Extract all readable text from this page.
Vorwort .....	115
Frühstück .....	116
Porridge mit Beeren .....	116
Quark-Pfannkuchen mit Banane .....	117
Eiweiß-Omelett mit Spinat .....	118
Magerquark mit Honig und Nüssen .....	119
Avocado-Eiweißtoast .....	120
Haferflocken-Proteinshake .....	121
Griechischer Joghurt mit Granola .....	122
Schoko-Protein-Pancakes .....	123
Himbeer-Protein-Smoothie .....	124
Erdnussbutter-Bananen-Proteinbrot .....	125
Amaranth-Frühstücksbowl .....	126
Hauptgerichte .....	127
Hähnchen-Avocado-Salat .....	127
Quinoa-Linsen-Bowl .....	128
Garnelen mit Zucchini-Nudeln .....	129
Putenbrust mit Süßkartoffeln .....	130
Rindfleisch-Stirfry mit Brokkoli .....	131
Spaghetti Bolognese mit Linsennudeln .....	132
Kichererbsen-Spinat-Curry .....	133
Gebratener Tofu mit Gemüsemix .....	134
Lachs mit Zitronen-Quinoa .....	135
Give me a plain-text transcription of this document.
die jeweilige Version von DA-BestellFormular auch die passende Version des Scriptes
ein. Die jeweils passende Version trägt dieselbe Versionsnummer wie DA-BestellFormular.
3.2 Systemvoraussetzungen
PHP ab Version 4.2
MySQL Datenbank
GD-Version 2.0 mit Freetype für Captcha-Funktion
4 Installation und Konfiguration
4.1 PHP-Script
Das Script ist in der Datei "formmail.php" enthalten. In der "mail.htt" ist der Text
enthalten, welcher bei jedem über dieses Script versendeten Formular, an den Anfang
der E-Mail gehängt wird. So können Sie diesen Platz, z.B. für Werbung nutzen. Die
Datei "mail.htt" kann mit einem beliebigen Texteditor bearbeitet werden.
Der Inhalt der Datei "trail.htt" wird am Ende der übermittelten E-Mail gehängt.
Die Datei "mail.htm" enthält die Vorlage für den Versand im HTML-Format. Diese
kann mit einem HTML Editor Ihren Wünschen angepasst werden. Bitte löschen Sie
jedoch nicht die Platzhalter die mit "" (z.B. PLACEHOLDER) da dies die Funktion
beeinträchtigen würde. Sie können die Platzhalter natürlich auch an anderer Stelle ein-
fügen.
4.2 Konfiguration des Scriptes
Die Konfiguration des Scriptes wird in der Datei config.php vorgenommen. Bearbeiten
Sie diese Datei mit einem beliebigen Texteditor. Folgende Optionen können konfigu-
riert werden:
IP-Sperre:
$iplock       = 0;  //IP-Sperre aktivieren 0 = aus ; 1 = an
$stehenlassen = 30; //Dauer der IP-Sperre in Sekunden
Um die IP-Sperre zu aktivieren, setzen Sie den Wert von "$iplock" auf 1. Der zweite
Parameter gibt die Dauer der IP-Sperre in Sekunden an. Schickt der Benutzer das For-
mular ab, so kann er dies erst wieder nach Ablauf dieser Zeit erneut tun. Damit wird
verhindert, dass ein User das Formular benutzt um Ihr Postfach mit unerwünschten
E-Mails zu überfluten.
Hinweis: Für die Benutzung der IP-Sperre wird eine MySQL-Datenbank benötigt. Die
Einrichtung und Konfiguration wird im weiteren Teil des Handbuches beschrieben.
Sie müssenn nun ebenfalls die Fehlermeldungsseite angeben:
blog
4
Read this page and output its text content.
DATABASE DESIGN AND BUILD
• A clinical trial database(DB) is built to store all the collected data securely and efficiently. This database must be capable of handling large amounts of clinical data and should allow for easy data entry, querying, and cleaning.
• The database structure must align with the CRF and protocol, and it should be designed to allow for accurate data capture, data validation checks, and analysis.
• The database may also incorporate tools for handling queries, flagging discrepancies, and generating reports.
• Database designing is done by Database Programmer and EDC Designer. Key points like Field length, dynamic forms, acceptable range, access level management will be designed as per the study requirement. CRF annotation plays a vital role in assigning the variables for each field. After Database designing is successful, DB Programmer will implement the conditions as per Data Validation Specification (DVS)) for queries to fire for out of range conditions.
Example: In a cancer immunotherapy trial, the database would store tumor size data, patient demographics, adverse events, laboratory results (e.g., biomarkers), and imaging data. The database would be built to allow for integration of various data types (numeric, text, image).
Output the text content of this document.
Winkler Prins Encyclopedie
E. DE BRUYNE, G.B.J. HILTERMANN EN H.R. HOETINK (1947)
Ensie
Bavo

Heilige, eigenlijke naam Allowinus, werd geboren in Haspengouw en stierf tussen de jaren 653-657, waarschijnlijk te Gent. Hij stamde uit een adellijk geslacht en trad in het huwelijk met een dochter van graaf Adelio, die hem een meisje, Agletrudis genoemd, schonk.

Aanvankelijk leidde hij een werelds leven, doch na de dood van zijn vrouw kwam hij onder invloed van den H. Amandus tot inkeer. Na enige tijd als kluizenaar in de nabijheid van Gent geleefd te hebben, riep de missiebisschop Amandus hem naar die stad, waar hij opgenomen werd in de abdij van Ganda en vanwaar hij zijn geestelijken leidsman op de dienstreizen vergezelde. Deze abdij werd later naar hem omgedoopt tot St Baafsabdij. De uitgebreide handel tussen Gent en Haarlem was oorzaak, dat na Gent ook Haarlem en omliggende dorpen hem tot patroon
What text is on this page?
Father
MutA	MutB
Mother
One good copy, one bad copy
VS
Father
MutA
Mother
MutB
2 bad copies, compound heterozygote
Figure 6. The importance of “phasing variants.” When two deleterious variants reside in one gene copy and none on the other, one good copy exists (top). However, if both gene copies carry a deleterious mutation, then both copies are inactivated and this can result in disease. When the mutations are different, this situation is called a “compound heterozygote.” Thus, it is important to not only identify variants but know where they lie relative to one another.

☆ ☆ ☆ ☆ ☆ ☆ ☆

#### AIM OF THE EXERCISE
Count the lines of these entries that hold the string "compound", and give only that number.

#### RESULT FOR THIS TASK
2